** Start EXERCISE MATERIALS **

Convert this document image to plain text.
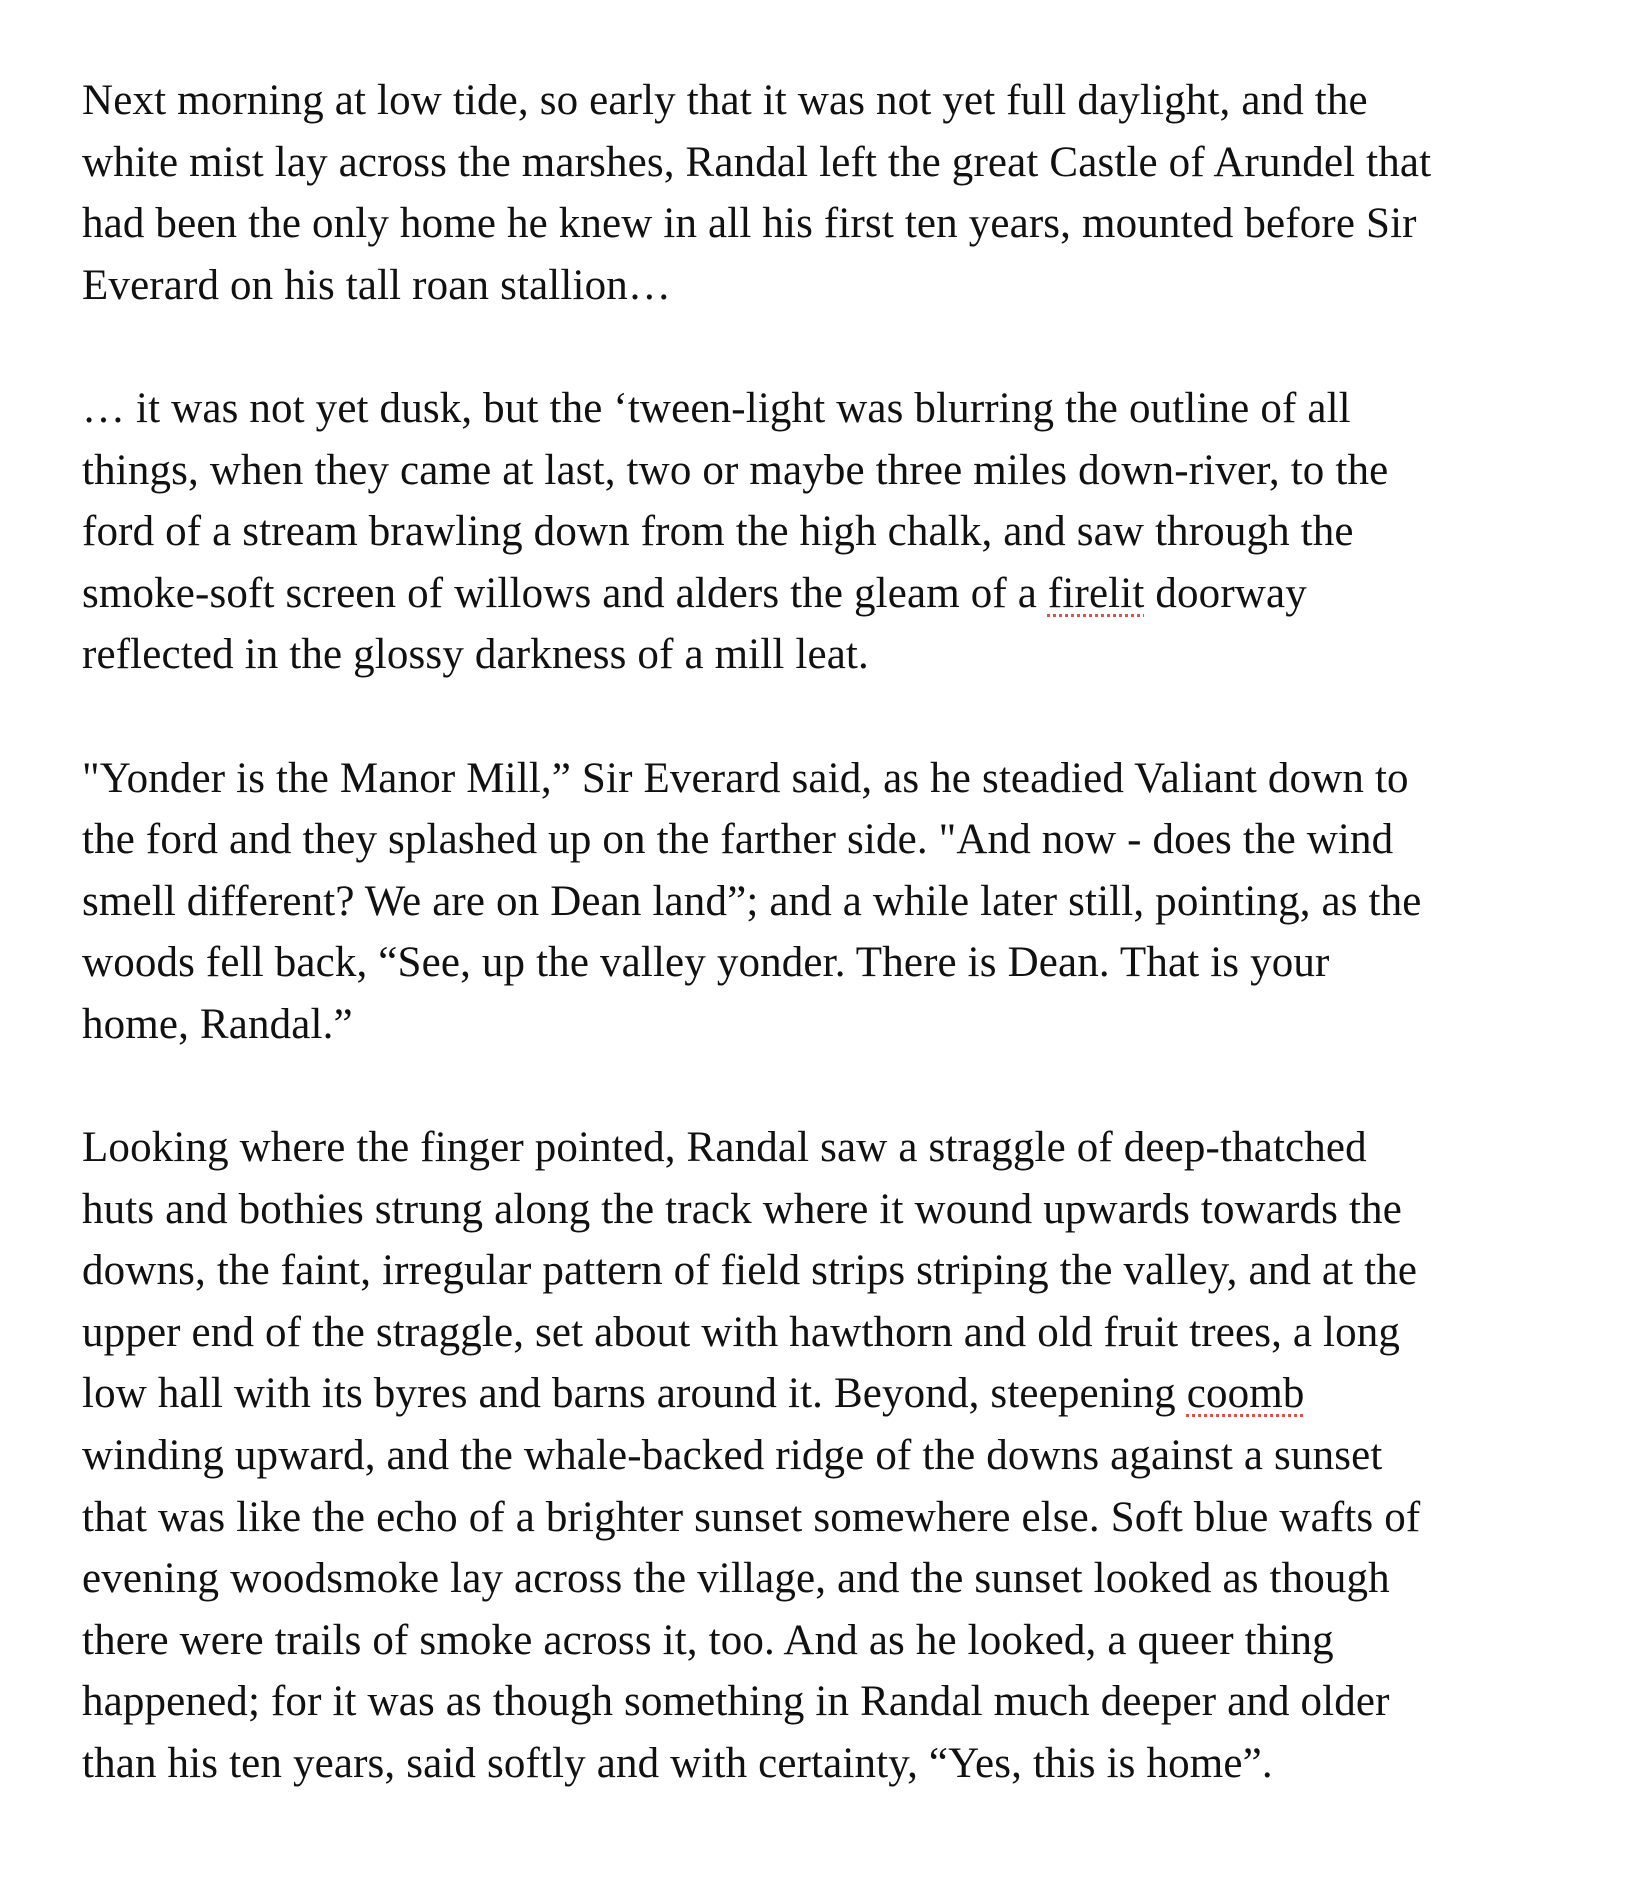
Next morning at low tide, so early that it was not yet full daylight, and the
white mist lay across the marshes, Randal left the great Castle of Arundel that
had been the only home he knew in all his first ten years, mounted before Sir
Everard on his tall roan stallion…

… it was not yet dusk, but the ‘tween-light was blurring the outline of all
things, when they came at last, two or maybe three miles down-river, to the
ford of a stream brawling down from the high chalk, and saw through the
smoke-soft screen of willows and alders the gleam of a firelit doorway
reflected in the glossy darkness of a mill leat.

"Yonder is the Manor Mill,” Sir Everard said, as he steadied Valiant down to
the ford and they splashed up on the farther side. "And now - does the wind
smell different? We are on Dean land”; and a while later still, pointing, as the
woods fell back, “See, up the valley yonder. There is Dean. That is your
home, Randal.”

Looking where the finger pointed, Randal saw a straggle of deep-thatched
huts and bothies strung along the track where it wound upwards towards the
downs, the faint, irregular pattern of field strips striping the valley, and at the
upper end of the straggle, set about with hawthorn and old fruit trees, a long
low hall with its byres and barns around it. Beyond, steepening coomb
winding upward, and the whale-backed ridge of the downs against a sunset
that was like the echo of a brighter sunset somewhere else. Soft blue wafts of
evening woodsmoke lay across the village, and the sunset looked as though
there were trails of smoke across it, too. And as he looked, a queer thing
happened; for it was as though something in Randal much deeper and older
than his ten years, said softly and with certainty, “Yes, this is home”.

** End EXERCISE MATERIALS **

YOUR TASK:
Copy every record above exactly as written, but leave out the pictures.

RESPONSE BELOW:
Convert this document image to plain text.
Next morning at low tide, so early that it was not yet full daylight, and the
white mist lay across the marshes, Randal left the great Castle of Arundel that
had been the only home he knew in all his first ten years, mounted before Sir
Everard on his tall roan stallion…

… it was not yet dusk, but the ‘tween-light was blurring the outline of all
things, when they came at last, two or maybe three miles down-river, to the
ford of a stream brawling down from the high chalk, and saw through the
smoke-soft screen of willows and alders the gleam of a firelit doorway
reflected in the glossy darkness of a mill leat.

"Yonder is the Manor Mill,” Sir Everard said, as he steadied Valiant down to
the ford and they splashed up on the farther side. "And now - does the wind
smell different? We are on Dean land”; and a while later still, pointing, as the
woods fell back, “See, up the valley yonder. There is Dean. That is your
home, Randal.”

Looking where the finger pointed, Randal saw a straggle of deep-thatched
huts and bothies strung along the track where it wound upwards towards the
downs, the faint, irregular pattern of field strips striping the valley, and at the
upper end of the straggle, set about with hawthorn and old fruit trees, a long
low hall with its byres and barns around it. Beyond, steepening coomb
winding upward, and the whale-backed ridge of the downs against a sunset
that was like the echo of a brighter sunset somewhere else. Soft blue wafts of
evening woodsmoke lay across the village, and the sunset looked as though
there were trails of smoke across it, too. And as he looked, a queer thing
happened; for it was as though something in Randal much deeper and older
than his ten years, said softly and with certainty, “Yes, this is home”.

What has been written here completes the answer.